── TEXTO SELECCIONADO ──
La autopista me lleva a El Jadida, ciudadela construida por los portugueses en el siglo XVI con el nombre de Mazagão. Junto a la muralla que mira al mar, visito la cisterna, un fascinante cuarto con 25 pilares que sostienen 35 bóvedas que se reflejan en el agua que tapiza el suelo. La luz que penetra el recinto a través de una bóveda, le confiere un ambiente místico que hace vibrar.
Siguiendo las olas que asaltan playas y acantilados, llego a Essaouira, fundada por los portugueses en 1506 con el nombre de Mogador. Los fenicios venían a cosechar el gasterópodo murex en sus islas, del cual obtenían el color púrpura. La ciudad luce una hermosa muralla con su scala y con sus cañones, su aire cargado de sal de las olas, y sus puestas de sol al son de las gaviotas. Me instalo en el Palais l’Heure-Bleue, un antiguo palacio del siglo XVII, con una azotemirador y un patio. Su bar me sumerge en un mundo de aventura, con sillones de cuero, que vi- bran al ritmo de una novela de Paul Bowles. Me inmiscuyo en mi novela caminando por los callejones que pasean por debajo de las casas, seguido por el viento que se infiltra entre hermosas puertas adornadas de cantera, tiendas de joyas bereberes o artesanía de tuya o thuja, un conífero aromático que crece en la región.
───
── FILAS DEL CONJUNTO ──
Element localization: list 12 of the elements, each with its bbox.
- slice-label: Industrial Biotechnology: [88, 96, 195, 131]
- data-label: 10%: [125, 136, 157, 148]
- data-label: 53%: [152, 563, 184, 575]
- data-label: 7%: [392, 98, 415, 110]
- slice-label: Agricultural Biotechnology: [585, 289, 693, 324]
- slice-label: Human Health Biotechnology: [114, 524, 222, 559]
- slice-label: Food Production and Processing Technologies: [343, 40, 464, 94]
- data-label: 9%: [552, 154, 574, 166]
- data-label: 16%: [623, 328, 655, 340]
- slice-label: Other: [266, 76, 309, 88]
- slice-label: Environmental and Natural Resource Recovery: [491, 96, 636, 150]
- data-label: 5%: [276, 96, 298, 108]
───
TUS TAREAS:
• 1. Responde según el texto sobre El Jadida y Essaouira:
(a) ¿Cuántos pilares tiene la cisterna de El Jadida?
(b) ¿En qué año fundaron los portugueses Essaouira?
(c) ¿Qué color obtenían los fenicios del murex?
• 2. Actualiza todas las filas del conjunto: cambia "bbox" por "bounding box" y deja lo demás igual.

SOLUCIONES DEL EJERCICIO:
• 1.
(a) 25 pilares.
(b) En 1506.
(c) El color púrpura.

• 2.
Element localization: list 12 of the elements, each with its bounding box.
- slice-label: Industrial Biotechnology: [88, 96, 195, 131]
- data-label: 10%: [125, 136, 157, 148]
- data-label: 53%: [152, 563, 184, 575]
- data-label: 7%: [392, 98, 415, 110]
- slice-label: Agricultural Biotechnology: [585, 289, 693, 324]
- slice-label: Human Health Biotechnology: [114, 524, 222, 559]
- slice-label: Food Production and Processing Technologies: [343, 40, 464, 94]
- data-label: 9%: [552, 154, 574, 166]
- data-label: 16%: [623, 328, 655, 340]
- slice-label: Other: [266, 76, 309, 88]
- slice-label: Environmental and Natural Resource Recovery: [491, 96, 636, 150]
- data-label: 5%: [276, 96, 298, 108]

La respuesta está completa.